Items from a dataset
• • • • • • •

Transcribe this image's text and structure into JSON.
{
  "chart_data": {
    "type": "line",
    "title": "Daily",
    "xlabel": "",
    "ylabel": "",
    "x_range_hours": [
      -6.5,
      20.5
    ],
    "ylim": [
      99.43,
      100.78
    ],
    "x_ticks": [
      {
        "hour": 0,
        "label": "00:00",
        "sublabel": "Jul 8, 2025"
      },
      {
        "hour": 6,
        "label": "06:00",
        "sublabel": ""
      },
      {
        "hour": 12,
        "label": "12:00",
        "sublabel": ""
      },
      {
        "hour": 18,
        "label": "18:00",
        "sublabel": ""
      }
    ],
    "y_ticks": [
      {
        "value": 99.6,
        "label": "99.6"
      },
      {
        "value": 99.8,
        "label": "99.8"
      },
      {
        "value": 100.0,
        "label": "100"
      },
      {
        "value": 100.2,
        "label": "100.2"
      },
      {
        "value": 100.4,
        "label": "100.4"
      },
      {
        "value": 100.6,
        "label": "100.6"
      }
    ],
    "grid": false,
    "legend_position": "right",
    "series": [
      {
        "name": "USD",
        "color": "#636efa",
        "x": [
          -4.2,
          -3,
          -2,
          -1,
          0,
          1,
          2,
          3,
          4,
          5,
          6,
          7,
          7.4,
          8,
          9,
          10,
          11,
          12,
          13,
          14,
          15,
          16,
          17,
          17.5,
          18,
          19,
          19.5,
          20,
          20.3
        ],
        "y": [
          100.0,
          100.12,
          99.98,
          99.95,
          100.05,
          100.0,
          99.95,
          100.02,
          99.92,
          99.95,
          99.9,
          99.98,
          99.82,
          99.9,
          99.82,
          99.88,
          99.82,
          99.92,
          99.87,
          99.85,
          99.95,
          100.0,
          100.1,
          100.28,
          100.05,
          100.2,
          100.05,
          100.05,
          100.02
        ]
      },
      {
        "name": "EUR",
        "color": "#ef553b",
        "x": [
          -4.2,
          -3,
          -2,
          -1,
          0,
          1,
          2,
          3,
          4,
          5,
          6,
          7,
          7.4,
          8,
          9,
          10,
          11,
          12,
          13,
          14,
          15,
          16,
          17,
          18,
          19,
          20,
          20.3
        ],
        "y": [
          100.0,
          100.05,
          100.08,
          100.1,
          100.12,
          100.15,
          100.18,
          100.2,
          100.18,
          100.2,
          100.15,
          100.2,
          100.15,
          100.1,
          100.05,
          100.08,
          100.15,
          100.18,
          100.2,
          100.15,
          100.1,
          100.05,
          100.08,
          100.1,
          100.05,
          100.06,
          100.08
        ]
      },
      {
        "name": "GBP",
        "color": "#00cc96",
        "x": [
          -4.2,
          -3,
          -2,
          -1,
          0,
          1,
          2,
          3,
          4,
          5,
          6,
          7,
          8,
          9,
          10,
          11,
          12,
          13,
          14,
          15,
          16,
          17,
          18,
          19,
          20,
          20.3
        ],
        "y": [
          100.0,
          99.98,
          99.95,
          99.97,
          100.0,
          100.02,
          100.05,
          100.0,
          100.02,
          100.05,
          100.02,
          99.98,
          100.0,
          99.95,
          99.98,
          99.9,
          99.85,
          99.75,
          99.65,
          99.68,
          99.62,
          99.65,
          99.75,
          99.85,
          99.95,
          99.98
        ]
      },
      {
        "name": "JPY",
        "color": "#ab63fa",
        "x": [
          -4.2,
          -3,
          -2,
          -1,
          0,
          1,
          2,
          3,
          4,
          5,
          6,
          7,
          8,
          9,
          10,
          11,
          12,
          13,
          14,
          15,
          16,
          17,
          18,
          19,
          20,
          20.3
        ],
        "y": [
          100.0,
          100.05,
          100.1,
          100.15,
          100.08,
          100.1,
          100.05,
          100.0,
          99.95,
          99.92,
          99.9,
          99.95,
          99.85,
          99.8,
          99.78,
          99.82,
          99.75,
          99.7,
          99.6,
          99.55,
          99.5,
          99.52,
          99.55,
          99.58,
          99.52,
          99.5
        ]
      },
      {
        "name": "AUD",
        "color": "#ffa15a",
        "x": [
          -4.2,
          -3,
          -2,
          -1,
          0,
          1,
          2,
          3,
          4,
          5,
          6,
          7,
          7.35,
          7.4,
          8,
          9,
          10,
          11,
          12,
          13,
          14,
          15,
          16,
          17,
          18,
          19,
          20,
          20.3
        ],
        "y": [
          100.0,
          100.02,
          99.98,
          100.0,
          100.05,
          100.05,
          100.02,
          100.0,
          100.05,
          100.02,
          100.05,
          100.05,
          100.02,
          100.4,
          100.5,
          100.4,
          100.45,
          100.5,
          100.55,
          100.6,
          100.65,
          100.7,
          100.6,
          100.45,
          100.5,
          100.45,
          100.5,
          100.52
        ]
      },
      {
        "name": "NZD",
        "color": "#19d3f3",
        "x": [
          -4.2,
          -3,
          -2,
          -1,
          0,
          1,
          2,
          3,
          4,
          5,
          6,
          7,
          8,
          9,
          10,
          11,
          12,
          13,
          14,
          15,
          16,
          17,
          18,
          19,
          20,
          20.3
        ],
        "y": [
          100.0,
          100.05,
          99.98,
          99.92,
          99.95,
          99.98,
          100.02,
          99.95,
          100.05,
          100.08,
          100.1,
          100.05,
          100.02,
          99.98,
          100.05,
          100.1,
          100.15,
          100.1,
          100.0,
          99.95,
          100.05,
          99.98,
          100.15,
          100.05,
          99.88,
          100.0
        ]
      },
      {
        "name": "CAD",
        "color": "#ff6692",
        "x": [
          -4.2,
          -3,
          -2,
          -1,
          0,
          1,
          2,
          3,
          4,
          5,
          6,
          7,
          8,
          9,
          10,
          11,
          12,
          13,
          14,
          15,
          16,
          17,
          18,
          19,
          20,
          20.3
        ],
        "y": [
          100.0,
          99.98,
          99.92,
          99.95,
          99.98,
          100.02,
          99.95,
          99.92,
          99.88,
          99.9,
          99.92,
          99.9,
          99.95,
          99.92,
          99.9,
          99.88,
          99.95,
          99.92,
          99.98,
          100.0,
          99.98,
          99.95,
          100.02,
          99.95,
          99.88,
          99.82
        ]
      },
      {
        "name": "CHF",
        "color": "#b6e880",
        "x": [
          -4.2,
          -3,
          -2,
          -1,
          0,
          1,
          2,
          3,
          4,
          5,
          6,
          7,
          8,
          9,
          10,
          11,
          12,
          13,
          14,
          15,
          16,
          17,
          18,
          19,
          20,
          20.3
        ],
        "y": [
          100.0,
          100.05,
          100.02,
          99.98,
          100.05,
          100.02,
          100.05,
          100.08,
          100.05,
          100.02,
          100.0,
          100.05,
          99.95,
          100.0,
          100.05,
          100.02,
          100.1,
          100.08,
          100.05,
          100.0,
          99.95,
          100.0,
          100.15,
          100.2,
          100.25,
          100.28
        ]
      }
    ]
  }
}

• • • • • • •

To do >> Return every line containing "value".

Exercise response >>
        "value": 99.6,
        "value": 99.8,
        "value": 100.0,
        "value": 100.2,
        "value": 100.4,
        "value": 100.6,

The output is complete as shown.